EXERCISE OBJECTIVE:
Locate and copy all lines bearing the word "COMPANIES".

INPUT DATA:

┌────────

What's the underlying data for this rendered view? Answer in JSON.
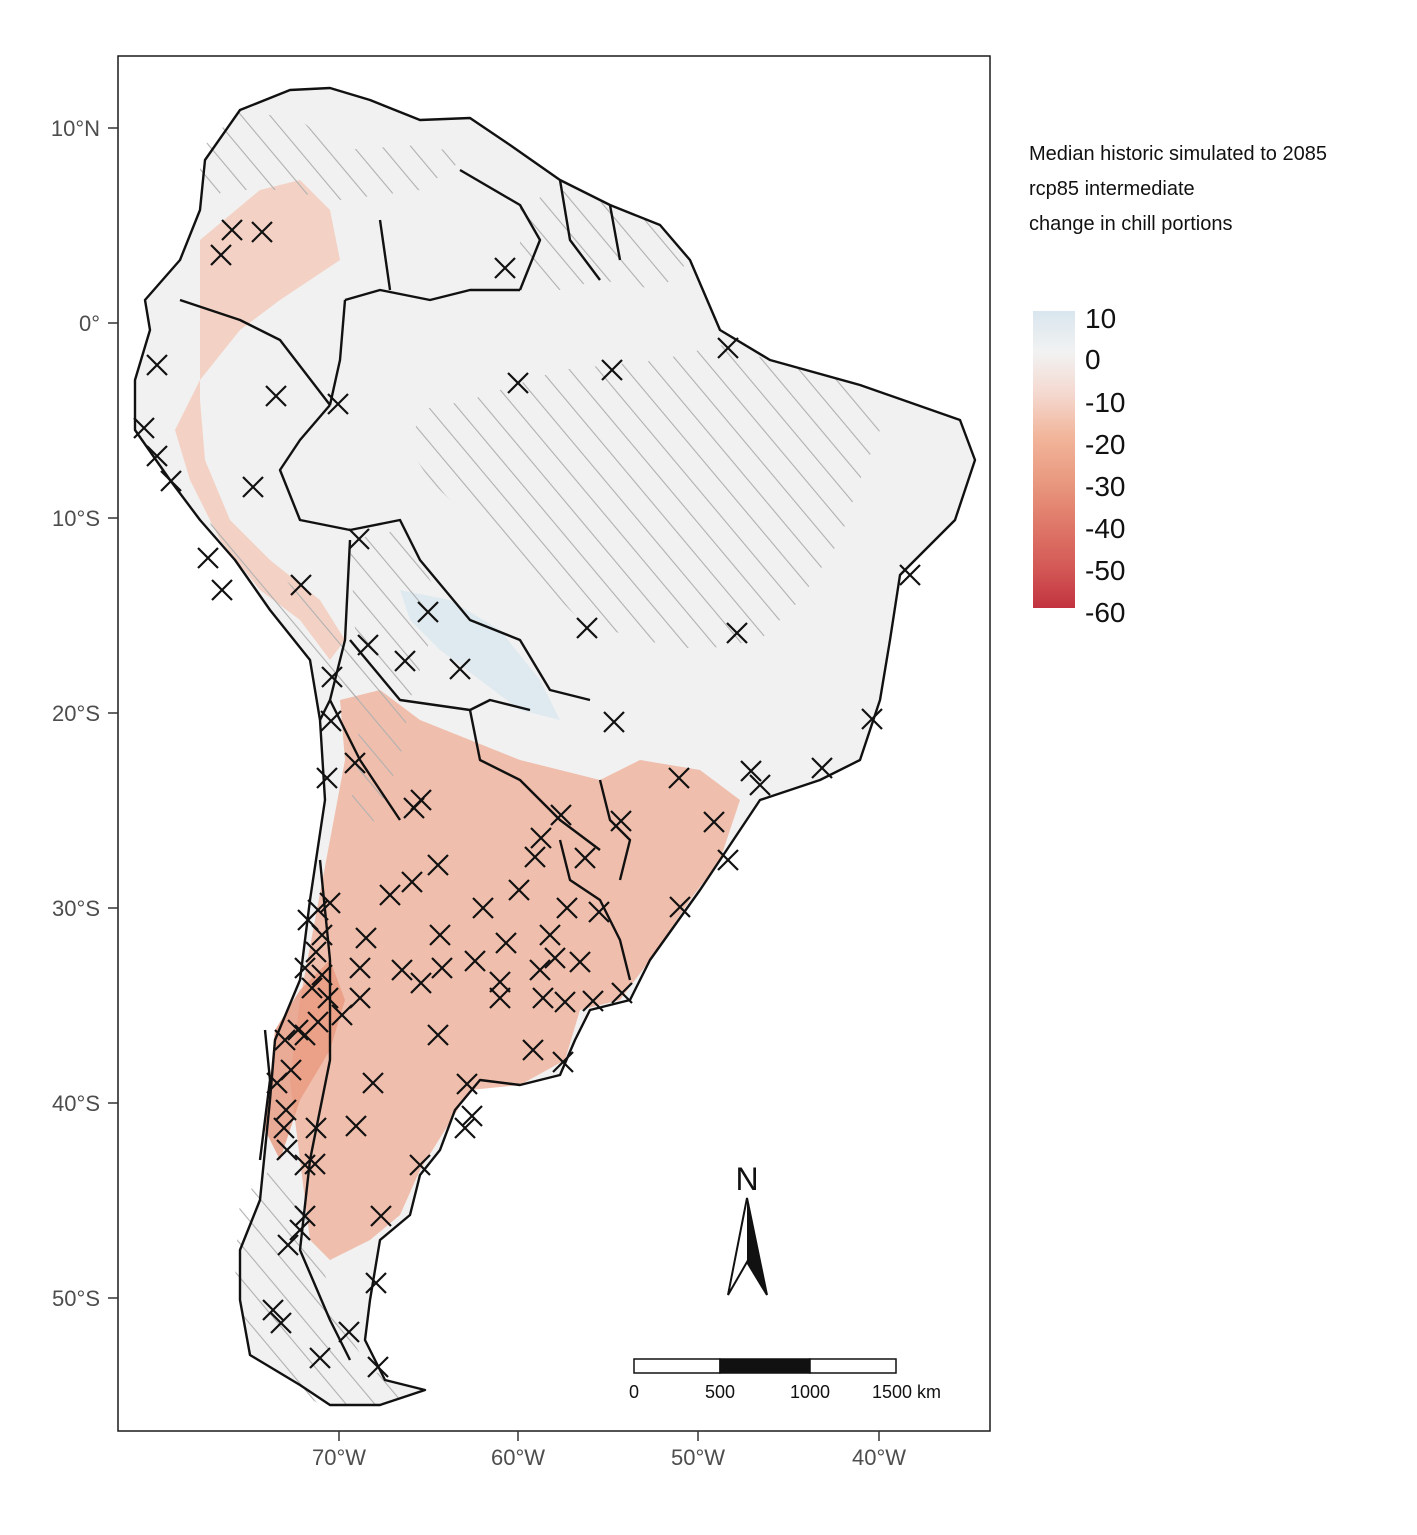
{
  "map": {
    "legend": {
      "title_lines": [
        "Median historic simulated to 2085",
        "rcp85 intermediate",
        "change in chill portions"
      ],
      "labels": [
        "10",
        "0",
        "-10",
        "-20",
        "-30",
        "-40",
        "-50",
        "-60"
      ],
      "colors": {
        "max": "#d9e6ee",
        "zero": "#f2f2f2",
        "neg20": "#f2b69c",
        "neg40": "#e07a6a",
        "min": "#c2333f"
      }
    },
    "axes": {
      "lat_labels": [
        "10°N",
        "0°",
        "10°S",
        "20°S",
        "30°S",
        "40°S",
        "50°S"
      ],
      "lon_labels": [
        "70°W",
        "60°W",
        "50°W",
        "40°W"
      ]
    },
    "scale_bar": {
      "labels": [
        "0",
        "500",
        "1000",
        "1500 km"
      ]
    },
    "north_arrow": {
      "label": "N"
    },
    "colors": {
      "border": "#111111",
      "hatch": "#b0b0b0",
      "marker": "#111111"
    }
  }
}
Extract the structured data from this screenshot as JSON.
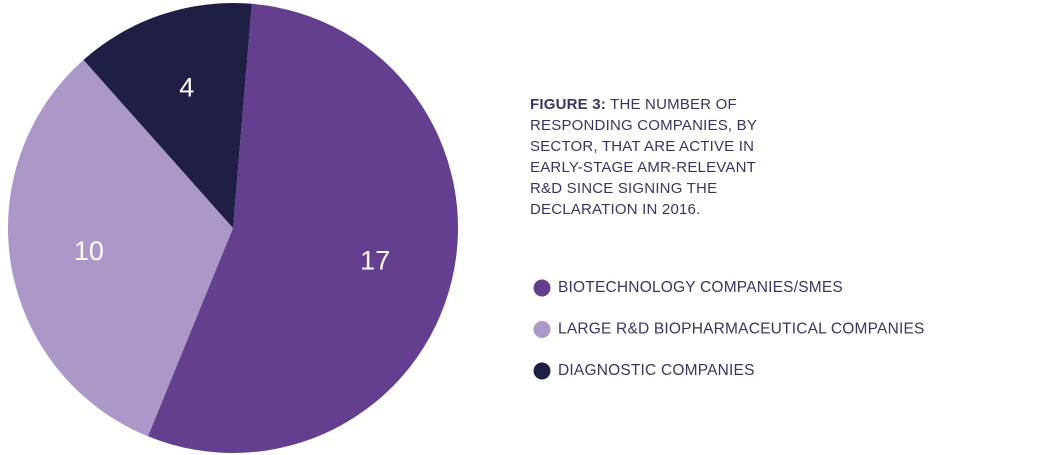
{
  "chart_data": {
    "type": "pie",
    "figure_label": "FIGURE 3:",
    "title": "THE NUMBER OF RESPONDING COMPANIES, BY SECTOR, THAT ARE ACTIVE IN EARLY-STAGE AMR-RELEVANT R&D SINCE SIGNING THE DECLARATION IN 2016.",
    "categories": [
      "BIOTECHNOLOGY COMPANIES/SMES",
      "LARGE R&D BIOPHARMACEUTICAL COMPANIES",
      "DIAGNOSTIC COMPANIES"
    ],
    "values": [
      17,
      10,
      4
    ],
    "colors": [
      "#643f8f",
      "#ab98c9",
      "#1f1f45"
    ]
  }
}
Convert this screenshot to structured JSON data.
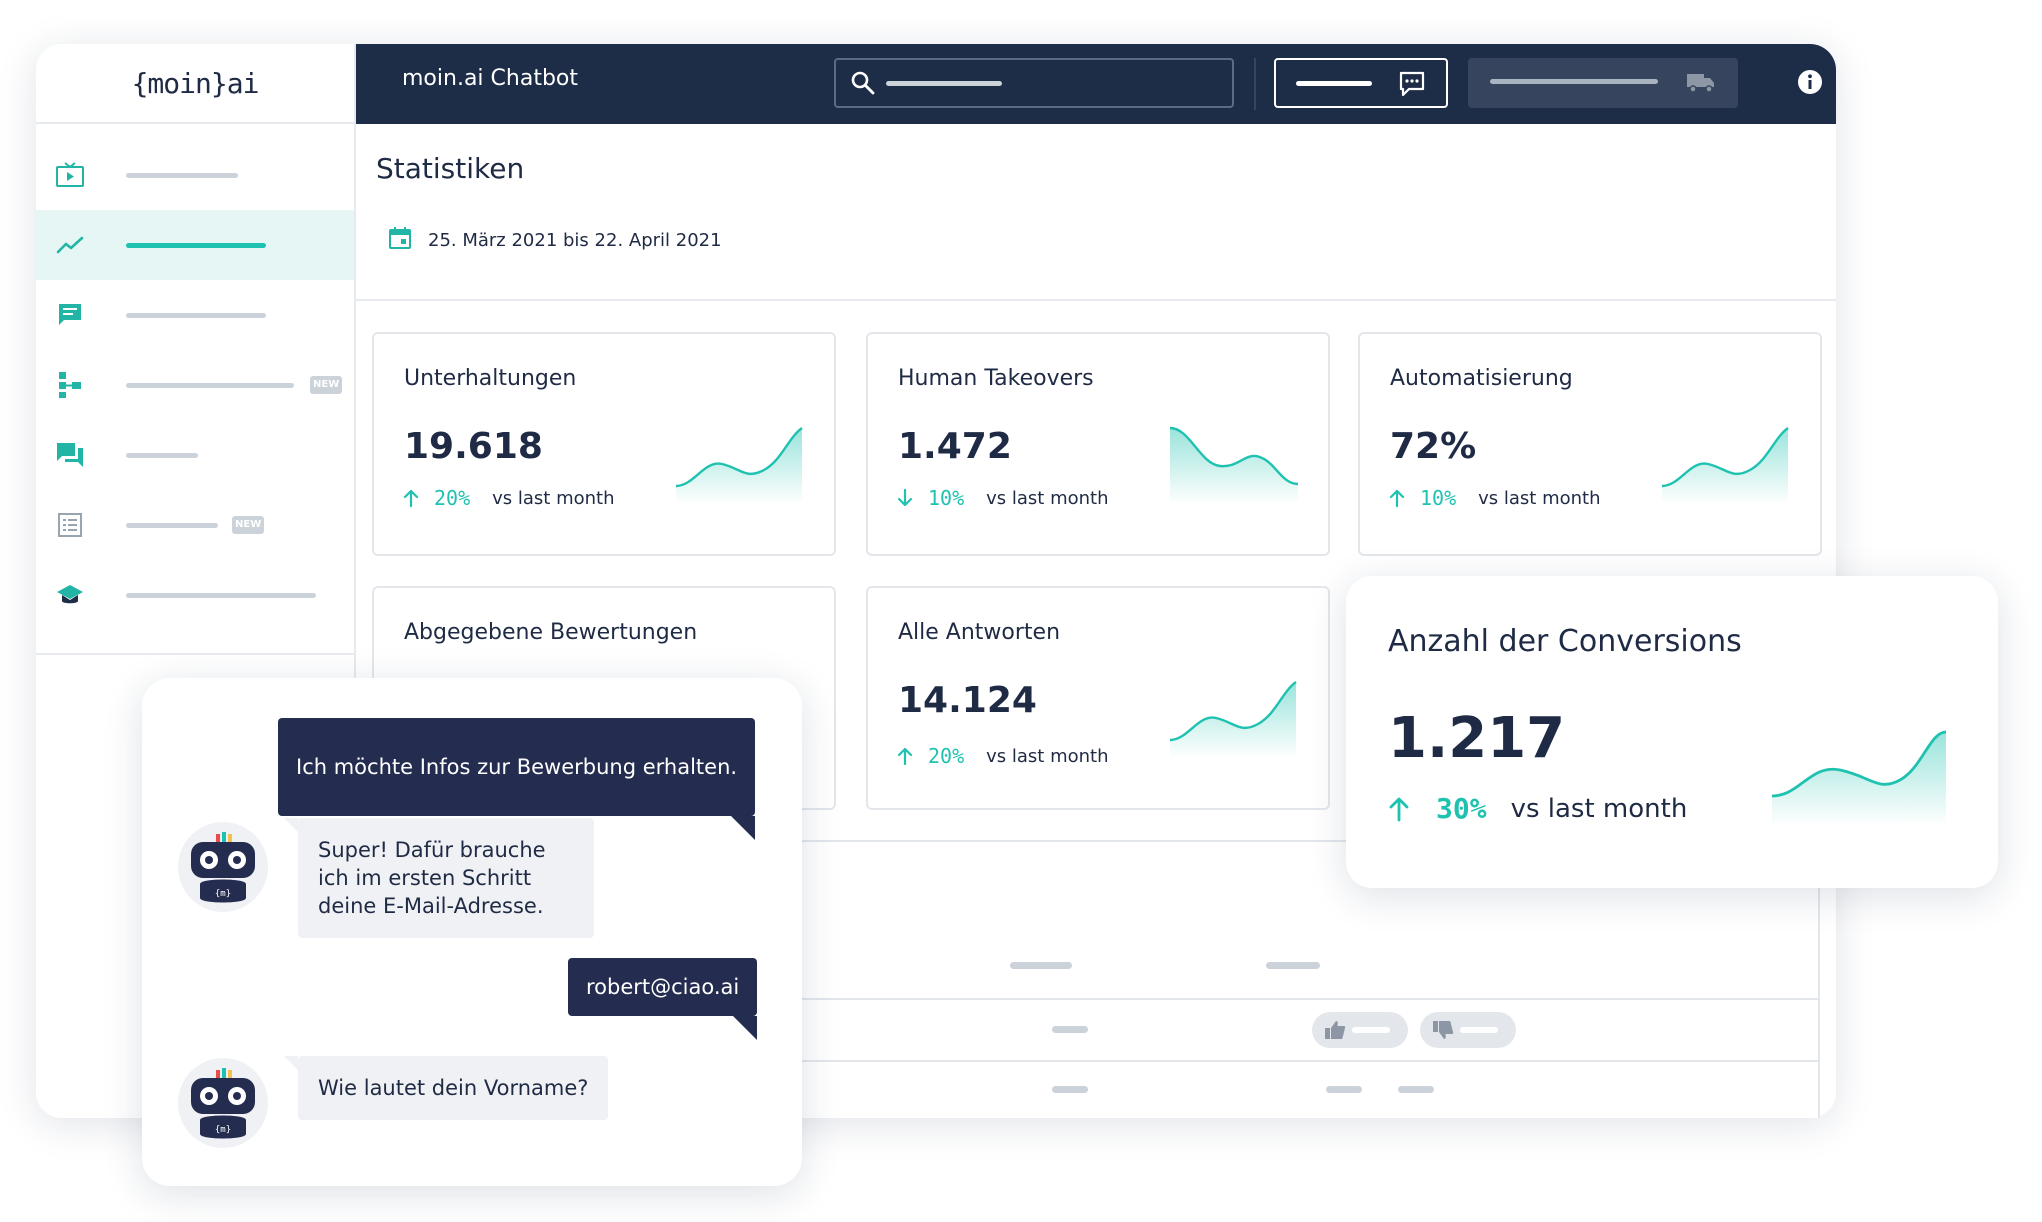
{
  "app": {
    "logo_text": "{moin}ai",
    "title": "moin.ai Chatbot"
  },
  "sidebar": {
    "items": [
      {
        "icon": "tv-play-icon",
        "active": false,
        "new": false
      },
      {
        "icon": "trend-line-icon",
        "active": true,
        "new": false
      },
      {
        "icon": "chat-message-icon",
        "active": false,
        "new": false
      },
      {
        "icon": "flow-tree-icon",
        "active": false,
        "new": true
      },
      {
        "icon": "conversations-icon",
        "active": false,
        "new": false
      },
      {
        "icon": "list-icon",
        "active": false,
        "new": true
      },
      {
        "icon": "graduation-cap-icon",
        "active": false,
        "new": false
      }
    ],
    "new_badge": "NEW"
  },
  "page": {
    "title": "Statistiken",
    "date_range": "25. März 2021 bis 22. April 2021"
  },
  "cards": [
    {
      "title": "Unterhaltungen",
      "value": "19.618",
      "direction": "up",
      "percent": "20%",
      "vs": "vs last month"
    },
    {
      "title": "Human Takeovers",
      "value": "1.472",
      "direction": "down",
      "percent": "10%",
      "vs": "vs last month"
    },
    {
      "title": "Automatisierung",
      "value": "72%",
      "direction": "up",
      "percent": "10%",
      "vs": "vs last month"
    },
    {
      "title": "Abgegebene Bewertungen"
    },
    {
      "title": "Alle Antworten",
      "value": "14.124",
      "direction": "up",
      "percent": "20%",
      "vs": "vs last month"
    }
  ],
  "conversions": {
    "title": "Anzahl der Conversions",
    "value": "1.217",
    "direction": "up",
    "percent": "30%",
    "vs": "vs last month"
  },
  "chat": {
    "messages": [
      {
        "from": "user",
        "text": "Ich möchte Infos zur Bewerbung erhalten."
      },
      {
        "from": "bot",
        "text": "Super! Dafür brauche ich im ersten Schritt deine E-Mail-Adresse."
      },
      {
        "from": "user",
        "text": "robert@ciao.ai"
      },
      {
        "from": "bot",
        "text": "Wie lautet dein Vorname?"
      }
    ]
  },
  "colors": {
    "navy": "#1e2d47",
    "accent": "#1fc2b0",
    "bubble_user": "#242d4f",
    "bubble_bot": "#f0f1f4",
    "placeholder": "#ccd2d9"
  }
}
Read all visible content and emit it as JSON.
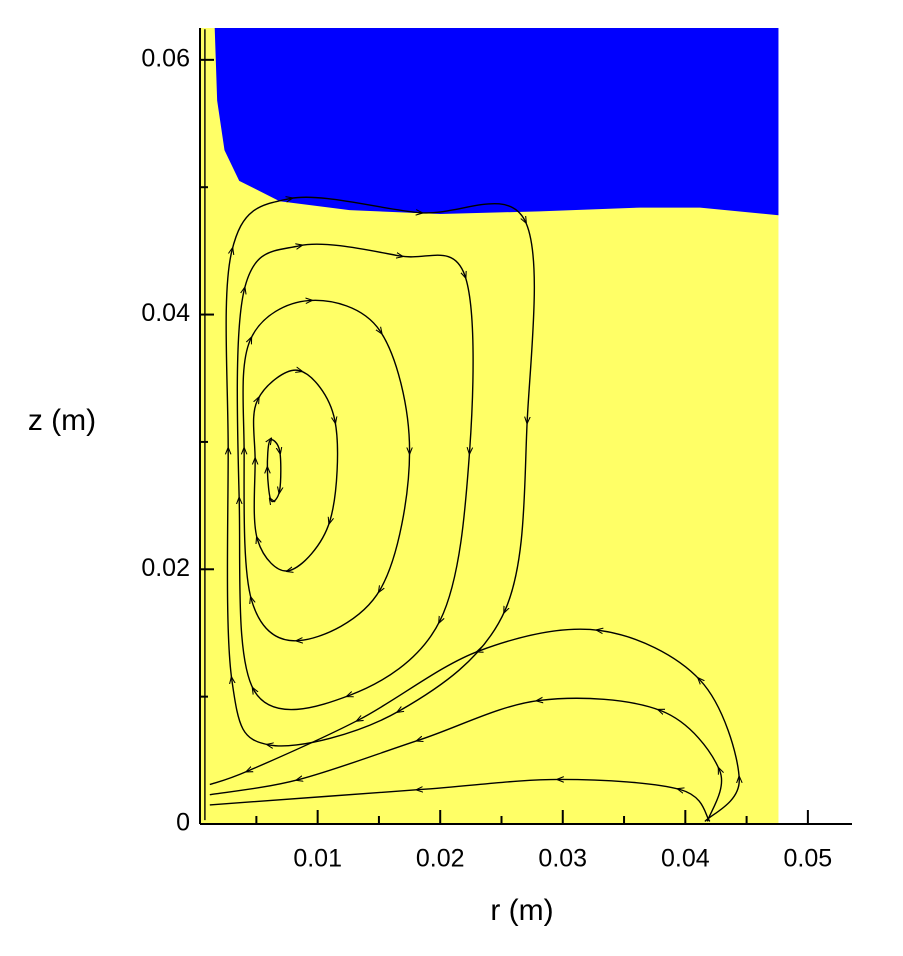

└────────

FINISHED EXERCISE:
    "title": "THE NUMBER OF RESPONDING COMPANIES, BY SECTOR, THAT ARE ACTIVE IN EARLY-STAGE AMR-RELEVANT R&D SINCE SIGNING THE DECLARATION IN 2016.",
      "BIOTECHNOLOGY COMPANIES/SMES",
      "LARGE R&D BIOPHARMACEUTICAL COMPANIES",
      "DIAGNOSTIC COMPANIES"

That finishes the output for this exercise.